(TEXTO PARA LEITURA):
· · ·

Para cumprir a contento essa incumbência, a Constituição previu, entre outros instrumentos, a possibilidade de o Legislativo criar as comissões parlamentares de inquérito, as CPIs, que integram o aparato de defesa próprio de um regime democrático, com a instauração de um processo investigativo levado a cabo pelos próprios representantes da população. Tais comissões não são um teatro, mas um instrumento para investigar e, assim, atribuir responsabilidades políticas e jurídicas a quem deu causa aos fatos apurados. E não faltam motivos para apurar a atuação do Palácio do Planalto. Basta pensar que, em pouco mais de um ano de pandemia, o país teve nada menos que quatro ministros da Saúde.

Num Estado Democrático de Direito, há situações que transcendem a atuação do Judiciário ou do Ministério Público — que não são representantes da vontade popular e, em razão de suas competências específicas, devem se pautar por um estrito rigor legal. Mas é imperativo que o próprio Legislativo volte sua atenção para tais situações, de forma a dar uma resposta satisfatória à população.

Para além dos mais de 70 pedidos de abertura de processo de impeachment que dormitam nos escaninhos da presidência da Câmara, ora comandada pelo deputado-réu Artur Lira, há na mesa do presidente do Senado, Rodrigo Pacheco, um pedido de abertura de CPI relativo à condução da pandemia pelo governo federal que cumpre todos os requisitos constitucionais. Deixá-lo na gaveta, como se fosse algo politicamente turbulento demais para o momento atual, não é apenas ignorar a Constituição ou ser cúmplice com o descaso de Bolsonaro com a saúde e a vida da população. Eventual omissão na abertura da CPI da pandemia manifestaria alheamento da realidade humana, sanitária, social, econômica e política do país. Seria uma trapaça com a população, vinda justamente do Legislativo, a quem compete representar de forma plural e efetiva os anseios da população.

Na atual conjuntura, não é preciso coragem para abrir a CPI, tampouco é necessária uma sofisticada compreensão dos deveres constitucionais do Legislativo. Basta olhar para o povo brasileiro. A inédita crise social, econômica e humanitária causada pela pandemia, associada à forma irresponsável e muitas vezes criminosa como o governo federal a administrou até aqui, parece ter dado ensejo ao que parecia impossível: algum entendimento entre forças políticas de centro e de esquerda que há tempos se tratam aos empurrões.

· · ·

(REQUISITO 1): Reproduza, sem alterações, o trecho do texto sobre a CPI da pandemia que começa pelas palavras "Para cumprir a" e vai até "ministros da Saúde.".
(REQUISITO 2): Segundo o texto sobre a CPI da pandemia, quantos ministros da Saúde o país teve em pouco mais de um ano de pandemia?
(REQUISITO 3): Prossiga com o texto sobre a CPI da pandemia a partir de onde ele para.
As linhas que vêm depois disto não têm nenhum papel aqui.

(INFORMAÇÕES FORNECIDAS):
· · ·

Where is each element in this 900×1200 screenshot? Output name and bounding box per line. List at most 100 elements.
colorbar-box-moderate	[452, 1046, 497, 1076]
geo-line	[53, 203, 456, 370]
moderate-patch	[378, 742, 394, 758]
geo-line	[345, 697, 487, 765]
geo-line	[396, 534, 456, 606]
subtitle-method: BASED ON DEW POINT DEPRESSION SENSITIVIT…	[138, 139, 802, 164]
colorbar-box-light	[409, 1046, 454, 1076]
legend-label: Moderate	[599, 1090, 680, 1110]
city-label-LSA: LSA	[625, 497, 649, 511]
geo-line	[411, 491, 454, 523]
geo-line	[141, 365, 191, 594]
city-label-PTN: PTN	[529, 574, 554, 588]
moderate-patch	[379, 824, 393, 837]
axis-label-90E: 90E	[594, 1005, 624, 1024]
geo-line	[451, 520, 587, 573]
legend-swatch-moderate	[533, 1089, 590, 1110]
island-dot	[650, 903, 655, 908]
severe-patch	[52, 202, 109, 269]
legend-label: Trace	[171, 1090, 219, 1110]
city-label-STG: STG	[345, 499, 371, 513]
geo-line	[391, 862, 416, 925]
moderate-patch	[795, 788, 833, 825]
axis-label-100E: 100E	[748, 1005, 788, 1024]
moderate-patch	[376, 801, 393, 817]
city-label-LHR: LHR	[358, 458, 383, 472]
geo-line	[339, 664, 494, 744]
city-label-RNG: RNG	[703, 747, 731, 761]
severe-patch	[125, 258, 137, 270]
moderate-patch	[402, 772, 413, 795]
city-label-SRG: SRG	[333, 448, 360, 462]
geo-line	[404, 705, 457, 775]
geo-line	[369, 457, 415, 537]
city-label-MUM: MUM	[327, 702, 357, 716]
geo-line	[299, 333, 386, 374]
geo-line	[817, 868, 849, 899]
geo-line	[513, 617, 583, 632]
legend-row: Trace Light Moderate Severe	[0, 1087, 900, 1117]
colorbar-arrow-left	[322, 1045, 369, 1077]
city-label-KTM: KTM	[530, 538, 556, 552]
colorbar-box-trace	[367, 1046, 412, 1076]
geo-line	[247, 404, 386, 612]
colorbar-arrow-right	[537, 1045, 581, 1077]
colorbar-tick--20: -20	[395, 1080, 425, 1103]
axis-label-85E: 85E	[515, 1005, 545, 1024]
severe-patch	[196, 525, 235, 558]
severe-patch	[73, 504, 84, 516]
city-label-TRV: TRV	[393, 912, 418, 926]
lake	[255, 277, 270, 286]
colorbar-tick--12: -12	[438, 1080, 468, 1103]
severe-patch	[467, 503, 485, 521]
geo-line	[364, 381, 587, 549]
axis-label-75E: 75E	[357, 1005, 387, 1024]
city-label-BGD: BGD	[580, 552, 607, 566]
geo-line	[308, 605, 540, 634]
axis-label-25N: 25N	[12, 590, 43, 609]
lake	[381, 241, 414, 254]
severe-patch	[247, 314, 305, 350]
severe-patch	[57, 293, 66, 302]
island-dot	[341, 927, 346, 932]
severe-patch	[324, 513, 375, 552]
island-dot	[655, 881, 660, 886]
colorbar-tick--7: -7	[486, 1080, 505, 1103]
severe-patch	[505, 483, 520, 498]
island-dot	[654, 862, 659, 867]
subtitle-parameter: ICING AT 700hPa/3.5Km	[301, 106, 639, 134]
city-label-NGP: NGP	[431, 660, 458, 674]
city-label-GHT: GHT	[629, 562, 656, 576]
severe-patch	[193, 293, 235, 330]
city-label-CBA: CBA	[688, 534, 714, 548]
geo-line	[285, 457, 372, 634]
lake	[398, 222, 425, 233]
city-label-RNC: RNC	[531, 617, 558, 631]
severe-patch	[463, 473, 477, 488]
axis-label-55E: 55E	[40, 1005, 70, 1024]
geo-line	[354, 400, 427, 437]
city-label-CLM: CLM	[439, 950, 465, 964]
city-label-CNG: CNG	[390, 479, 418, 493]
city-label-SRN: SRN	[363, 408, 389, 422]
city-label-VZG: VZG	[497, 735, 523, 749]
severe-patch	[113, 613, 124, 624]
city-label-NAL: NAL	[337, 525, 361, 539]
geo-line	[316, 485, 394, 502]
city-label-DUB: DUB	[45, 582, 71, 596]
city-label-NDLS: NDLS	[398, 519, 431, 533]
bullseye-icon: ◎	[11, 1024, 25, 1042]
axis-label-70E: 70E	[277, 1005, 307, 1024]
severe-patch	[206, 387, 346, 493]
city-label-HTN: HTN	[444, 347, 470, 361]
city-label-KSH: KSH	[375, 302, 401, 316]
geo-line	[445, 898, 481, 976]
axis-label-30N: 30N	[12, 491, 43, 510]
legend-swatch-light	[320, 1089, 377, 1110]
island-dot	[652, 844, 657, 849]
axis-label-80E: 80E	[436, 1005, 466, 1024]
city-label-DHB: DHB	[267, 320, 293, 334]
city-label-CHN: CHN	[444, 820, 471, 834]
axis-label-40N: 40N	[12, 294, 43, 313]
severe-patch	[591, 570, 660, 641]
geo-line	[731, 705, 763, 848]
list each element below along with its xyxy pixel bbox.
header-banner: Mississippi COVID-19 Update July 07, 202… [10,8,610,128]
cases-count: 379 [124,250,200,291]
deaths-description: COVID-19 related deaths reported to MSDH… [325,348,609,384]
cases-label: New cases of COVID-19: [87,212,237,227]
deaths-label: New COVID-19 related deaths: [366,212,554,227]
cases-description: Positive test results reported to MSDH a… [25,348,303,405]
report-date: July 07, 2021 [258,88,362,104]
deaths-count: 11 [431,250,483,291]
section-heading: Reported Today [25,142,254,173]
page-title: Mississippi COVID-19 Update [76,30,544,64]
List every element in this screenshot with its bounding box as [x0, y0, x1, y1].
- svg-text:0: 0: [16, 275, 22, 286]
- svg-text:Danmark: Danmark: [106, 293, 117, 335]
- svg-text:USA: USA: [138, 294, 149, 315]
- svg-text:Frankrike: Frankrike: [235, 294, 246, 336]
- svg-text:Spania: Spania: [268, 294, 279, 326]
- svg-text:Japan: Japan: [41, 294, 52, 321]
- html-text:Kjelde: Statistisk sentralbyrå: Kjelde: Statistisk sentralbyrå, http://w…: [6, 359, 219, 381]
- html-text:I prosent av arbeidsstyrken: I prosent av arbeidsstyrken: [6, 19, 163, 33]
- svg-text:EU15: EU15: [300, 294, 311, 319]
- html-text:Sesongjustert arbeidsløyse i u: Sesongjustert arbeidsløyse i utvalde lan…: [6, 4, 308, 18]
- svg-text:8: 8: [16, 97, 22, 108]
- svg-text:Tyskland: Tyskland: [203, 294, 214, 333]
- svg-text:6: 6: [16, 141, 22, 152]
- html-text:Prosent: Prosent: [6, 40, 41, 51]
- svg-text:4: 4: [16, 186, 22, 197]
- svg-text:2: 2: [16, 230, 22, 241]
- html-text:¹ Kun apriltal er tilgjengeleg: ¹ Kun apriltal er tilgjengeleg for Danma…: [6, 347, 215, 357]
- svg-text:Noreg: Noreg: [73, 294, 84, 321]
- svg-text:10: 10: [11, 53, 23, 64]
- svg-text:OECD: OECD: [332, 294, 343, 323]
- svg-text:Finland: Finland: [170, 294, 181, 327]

· · ·

(RESPOSTA FINAL 1):
Para cumprir a contento essa incumbência, a Constituição previu, entre outros instrumentos, a possibilidade de o Legislativo criar as comissões parlamentares de inquérito, as CPIs, que integram o aparato de defesa próprio de um regime democrático, com a instauração de um processo investigativo levado a cabo pelos próprios representantes da população. Tais comissões não são um teatro, mas um instrumento para investigar e, assim, atribuir responsabilidades políticas e jurídicas a quem deu causa aos fatos apurados. E não faltam motivos para apurar a atuação do Palácio do Planalto. Basta pensar que, em pouco mais de um ano de pandemia, o país teve nada menos que quatro ministros da Saúde.

(RESPOSTA FINAL 2): Quatro ministros da Saúde.

(RESPOSTA FINAL 3):
É prudente não nutrir grande entusiasmo, dado o histórico de desavenças e o caráter de alguns dos personagens envolvidos, mas nos últimos dias petistas e tucanos vêm se tratando de maneira razoavelmente civilizada e demonstrando genuína disposição de colaborarem uns com os outros para enfrentar a pandemia — e, por tabela, a insanidade disseminada pelo bolsonarismo. “É hora de dar os braços ao João Doria, ao Eduardo Leite, independente (da eleição) de 2022. É a hora de os líderes demonstrarem grandeza”, disse ao Estado o governador do Piauí, o petista Wellington Dias, referindo-se aos governadores de São Paulo e do Rio Grande do Sul, ambos tucanos.

Por terem adotado medidas de restrição para conter a pandemia e por serem dois dos principais críticos de Bolsonaro, Doria e Leite vêm sendo atacados brutalmente pelo presidente e por seus camisas pardas nas redes sociais. O governador Dias falava como emissário do ex-presidiário Lula, que pretende se incluir (oportunisticamente) no esforço de governadores para obter vacinas — com seu alegado prestígio internacional, o petralha acha que pode ser útil. É claro que, em se tratando de Lula, não há ponto sem nó. Mas, nas atuais e dramáticas circunstâncias, já será de grande ajuda se o ex-presidiário pelo menos não atrapalhar.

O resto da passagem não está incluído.